Stored records:

....

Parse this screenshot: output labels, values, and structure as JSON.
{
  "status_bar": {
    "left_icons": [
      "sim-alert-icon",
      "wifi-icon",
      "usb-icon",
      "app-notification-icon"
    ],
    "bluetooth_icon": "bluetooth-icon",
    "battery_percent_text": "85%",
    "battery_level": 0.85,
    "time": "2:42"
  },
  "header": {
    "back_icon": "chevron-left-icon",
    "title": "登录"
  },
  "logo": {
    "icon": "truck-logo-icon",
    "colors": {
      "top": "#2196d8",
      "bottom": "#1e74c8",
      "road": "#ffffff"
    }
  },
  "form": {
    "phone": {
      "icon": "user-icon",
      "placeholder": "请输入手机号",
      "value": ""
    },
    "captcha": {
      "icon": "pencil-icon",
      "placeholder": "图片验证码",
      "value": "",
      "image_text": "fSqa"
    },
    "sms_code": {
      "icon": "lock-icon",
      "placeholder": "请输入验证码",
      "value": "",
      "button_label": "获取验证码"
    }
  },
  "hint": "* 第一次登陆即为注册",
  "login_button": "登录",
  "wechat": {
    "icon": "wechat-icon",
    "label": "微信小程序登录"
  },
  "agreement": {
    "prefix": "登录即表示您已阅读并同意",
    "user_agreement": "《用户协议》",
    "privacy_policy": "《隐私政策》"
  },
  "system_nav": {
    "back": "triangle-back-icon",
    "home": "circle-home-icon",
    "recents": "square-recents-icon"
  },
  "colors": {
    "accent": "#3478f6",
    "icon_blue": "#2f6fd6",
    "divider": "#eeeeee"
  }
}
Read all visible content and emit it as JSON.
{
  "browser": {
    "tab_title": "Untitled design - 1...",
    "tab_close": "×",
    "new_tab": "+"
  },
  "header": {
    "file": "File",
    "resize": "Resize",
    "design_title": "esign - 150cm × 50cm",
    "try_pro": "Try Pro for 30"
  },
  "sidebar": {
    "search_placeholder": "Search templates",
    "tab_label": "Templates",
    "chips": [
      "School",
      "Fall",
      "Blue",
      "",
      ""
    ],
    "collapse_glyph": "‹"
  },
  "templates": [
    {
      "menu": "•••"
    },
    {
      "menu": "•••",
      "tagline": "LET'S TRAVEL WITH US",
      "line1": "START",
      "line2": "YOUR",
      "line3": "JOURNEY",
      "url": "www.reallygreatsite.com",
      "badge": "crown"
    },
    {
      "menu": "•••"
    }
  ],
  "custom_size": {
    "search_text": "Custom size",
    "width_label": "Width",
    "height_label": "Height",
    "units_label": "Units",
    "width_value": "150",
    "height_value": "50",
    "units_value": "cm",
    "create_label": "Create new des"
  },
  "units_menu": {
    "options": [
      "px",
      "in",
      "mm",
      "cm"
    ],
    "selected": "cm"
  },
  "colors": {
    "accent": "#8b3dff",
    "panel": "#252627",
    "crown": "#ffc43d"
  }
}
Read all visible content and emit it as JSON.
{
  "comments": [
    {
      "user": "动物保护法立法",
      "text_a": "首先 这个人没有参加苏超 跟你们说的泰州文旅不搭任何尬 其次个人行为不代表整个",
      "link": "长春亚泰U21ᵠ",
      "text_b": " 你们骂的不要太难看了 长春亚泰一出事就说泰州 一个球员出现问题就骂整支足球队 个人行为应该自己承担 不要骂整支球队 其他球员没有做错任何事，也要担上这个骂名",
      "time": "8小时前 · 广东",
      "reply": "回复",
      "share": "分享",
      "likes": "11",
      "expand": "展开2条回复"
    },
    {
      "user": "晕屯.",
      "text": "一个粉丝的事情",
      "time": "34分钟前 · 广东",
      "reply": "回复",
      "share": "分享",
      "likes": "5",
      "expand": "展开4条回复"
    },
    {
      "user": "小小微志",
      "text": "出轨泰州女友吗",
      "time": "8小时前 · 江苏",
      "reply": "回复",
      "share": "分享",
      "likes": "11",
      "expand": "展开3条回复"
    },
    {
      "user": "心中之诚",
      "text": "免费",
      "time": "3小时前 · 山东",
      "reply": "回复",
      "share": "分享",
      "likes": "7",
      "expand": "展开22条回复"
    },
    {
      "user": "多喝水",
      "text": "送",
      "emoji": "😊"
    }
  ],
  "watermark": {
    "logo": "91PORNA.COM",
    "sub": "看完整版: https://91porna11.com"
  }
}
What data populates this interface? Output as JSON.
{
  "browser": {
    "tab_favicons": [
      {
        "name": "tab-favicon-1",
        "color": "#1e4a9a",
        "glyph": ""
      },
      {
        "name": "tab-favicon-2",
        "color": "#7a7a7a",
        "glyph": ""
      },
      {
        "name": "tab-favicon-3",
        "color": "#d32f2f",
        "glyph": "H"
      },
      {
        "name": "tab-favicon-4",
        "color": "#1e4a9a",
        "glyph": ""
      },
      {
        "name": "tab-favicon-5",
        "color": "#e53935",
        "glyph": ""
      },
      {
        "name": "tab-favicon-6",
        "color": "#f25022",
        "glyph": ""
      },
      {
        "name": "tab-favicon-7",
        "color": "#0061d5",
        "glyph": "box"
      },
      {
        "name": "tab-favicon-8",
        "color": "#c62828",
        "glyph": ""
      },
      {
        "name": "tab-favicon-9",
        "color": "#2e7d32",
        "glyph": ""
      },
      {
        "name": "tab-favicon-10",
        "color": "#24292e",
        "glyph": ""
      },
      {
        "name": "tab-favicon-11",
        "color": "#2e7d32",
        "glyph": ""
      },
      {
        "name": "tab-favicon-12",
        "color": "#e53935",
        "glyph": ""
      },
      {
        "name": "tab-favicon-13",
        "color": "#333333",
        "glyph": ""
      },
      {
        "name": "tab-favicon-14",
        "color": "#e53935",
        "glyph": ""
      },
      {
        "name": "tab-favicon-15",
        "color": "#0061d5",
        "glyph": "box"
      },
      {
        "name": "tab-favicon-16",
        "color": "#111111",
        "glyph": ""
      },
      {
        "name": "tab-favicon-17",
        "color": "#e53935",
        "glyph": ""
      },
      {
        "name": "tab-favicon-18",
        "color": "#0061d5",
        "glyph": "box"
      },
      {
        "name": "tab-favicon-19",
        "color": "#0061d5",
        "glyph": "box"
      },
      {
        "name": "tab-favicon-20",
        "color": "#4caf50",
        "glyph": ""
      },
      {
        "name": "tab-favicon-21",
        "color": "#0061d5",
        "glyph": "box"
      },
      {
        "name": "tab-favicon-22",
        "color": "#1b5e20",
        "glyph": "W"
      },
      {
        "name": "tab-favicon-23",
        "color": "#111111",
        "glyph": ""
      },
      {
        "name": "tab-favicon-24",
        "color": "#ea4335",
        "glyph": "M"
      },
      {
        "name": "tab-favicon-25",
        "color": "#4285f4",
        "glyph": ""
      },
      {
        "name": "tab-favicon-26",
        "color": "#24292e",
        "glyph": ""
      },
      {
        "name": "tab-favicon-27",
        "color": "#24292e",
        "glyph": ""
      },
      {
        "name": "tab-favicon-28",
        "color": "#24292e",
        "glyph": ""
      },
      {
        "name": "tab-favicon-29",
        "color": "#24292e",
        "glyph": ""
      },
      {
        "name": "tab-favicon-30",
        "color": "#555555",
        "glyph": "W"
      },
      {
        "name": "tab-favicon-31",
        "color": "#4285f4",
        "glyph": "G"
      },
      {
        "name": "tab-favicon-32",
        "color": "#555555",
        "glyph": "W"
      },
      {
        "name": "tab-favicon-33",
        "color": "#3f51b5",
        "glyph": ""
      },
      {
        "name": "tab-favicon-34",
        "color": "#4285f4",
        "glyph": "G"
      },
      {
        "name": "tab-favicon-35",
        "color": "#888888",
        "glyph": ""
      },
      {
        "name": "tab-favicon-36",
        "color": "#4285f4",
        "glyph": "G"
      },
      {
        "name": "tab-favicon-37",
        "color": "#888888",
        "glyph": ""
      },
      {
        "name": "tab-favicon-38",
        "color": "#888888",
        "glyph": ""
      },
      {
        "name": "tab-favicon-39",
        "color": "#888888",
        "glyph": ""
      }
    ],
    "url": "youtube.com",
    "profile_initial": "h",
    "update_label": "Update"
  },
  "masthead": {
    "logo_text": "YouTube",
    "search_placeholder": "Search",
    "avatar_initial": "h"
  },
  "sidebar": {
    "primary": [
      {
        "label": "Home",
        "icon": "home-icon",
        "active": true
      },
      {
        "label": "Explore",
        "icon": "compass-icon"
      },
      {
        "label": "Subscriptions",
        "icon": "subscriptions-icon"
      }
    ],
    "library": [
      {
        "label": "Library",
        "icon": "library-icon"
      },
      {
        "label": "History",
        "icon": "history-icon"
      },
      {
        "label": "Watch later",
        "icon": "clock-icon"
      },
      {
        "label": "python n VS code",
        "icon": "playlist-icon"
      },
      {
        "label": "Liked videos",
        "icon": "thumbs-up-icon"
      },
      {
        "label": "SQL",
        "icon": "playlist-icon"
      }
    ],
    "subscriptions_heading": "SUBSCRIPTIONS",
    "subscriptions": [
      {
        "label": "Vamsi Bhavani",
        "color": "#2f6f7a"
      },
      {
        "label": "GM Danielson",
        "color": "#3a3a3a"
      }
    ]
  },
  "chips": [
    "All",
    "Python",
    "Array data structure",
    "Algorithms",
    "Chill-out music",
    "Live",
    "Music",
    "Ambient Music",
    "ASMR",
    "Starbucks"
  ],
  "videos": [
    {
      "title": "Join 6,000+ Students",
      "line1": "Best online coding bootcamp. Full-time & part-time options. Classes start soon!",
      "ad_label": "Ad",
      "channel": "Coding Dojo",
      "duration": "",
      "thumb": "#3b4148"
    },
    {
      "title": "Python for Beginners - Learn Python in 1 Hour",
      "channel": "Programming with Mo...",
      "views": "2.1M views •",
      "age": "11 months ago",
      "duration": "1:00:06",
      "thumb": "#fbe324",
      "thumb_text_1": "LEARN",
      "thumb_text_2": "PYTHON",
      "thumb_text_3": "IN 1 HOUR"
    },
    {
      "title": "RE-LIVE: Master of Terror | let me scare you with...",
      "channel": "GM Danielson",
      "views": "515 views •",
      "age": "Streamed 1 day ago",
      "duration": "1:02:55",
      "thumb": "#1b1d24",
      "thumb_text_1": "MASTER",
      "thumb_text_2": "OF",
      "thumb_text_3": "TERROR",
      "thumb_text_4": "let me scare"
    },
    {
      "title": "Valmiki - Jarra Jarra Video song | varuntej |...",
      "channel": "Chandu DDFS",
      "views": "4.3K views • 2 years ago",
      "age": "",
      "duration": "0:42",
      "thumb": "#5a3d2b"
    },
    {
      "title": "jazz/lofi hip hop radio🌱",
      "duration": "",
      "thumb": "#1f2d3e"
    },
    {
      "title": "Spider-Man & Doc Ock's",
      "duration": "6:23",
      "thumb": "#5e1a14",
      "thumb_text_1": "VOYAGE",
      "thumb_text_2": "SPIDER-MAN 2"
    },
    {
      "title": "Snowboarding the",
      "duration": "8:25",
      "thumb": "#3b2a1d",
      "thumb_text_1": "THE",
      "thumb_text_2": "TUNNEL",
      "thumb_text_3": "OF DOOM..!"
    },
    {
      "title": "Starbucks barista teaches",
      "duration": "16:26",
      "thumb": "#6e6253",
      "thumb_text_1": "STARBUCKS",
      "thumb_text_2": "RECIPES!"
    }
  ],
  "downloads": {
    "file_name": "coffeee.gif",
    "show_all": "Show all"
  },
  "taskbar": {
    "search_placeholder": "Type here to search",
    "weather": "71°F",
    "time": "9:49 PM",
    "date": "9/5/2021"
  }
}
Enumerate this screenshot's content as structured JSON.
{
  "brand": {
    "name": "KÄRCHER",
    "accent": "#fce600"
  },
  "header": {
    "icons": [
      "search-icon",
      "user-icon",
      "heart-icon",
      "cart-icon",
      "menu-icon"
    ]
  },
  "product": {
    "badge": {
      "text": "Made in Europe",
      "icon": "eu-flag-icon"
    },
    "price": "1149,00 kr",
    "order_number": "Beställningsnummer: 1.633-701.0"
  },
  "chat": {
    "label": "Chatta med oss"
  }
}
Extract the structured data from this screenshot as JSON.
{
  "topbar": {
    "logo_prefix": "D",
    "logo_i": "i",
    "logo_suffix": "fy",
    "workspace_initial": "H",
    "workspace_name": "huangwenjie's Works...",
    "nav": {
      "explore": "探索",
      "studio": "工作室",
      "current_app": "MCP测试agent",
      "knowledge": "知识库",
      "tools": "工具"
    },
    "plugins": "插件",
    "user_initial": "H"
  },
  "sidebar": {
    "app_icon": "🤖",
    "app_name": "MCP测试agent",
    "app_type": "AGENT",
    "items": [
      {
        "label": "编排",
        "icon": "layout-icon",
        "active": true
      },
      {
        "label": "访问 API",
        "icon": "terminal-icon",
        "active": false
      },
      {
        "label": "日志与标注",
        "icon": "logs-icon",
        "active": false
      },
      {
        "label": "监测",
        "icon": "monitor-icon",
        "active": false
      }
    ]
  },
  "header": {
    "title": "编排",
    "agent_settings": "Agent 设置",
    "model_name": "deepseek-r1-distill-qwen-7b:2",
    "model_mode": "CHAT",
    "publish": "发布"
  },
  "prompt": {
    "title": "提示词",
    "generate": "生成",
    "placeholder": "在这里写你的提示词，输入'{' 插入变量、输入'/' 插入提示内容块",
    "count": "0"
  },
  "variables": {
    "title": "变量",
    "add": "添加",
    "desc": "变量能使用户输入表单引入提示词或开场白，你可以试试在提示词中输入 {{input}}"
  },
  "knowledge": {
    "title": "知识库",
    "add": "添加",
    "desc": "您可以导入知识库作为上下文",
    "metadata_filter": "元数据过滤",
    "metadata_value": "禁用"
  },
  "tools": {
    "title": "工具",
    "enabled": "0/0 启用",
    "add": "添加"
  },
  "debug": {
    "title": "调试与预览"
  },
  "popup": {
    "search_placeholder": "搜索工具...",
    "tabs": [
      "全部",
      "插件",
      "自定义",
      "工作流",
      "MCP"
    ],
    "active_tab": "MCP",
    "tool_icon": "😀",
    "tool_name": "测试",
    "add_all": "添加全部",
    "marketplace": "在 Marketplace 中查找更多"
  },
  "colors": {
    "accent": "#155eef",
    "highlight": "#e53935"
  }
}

....

> [REQUIREMENT]: Write out every line of the entries that holds the word "structured".

> [CORRECT RESPONSE]:
Enumerate this screenshot's content as structured JSON.
Extract the structured data from this screenshot as JSON.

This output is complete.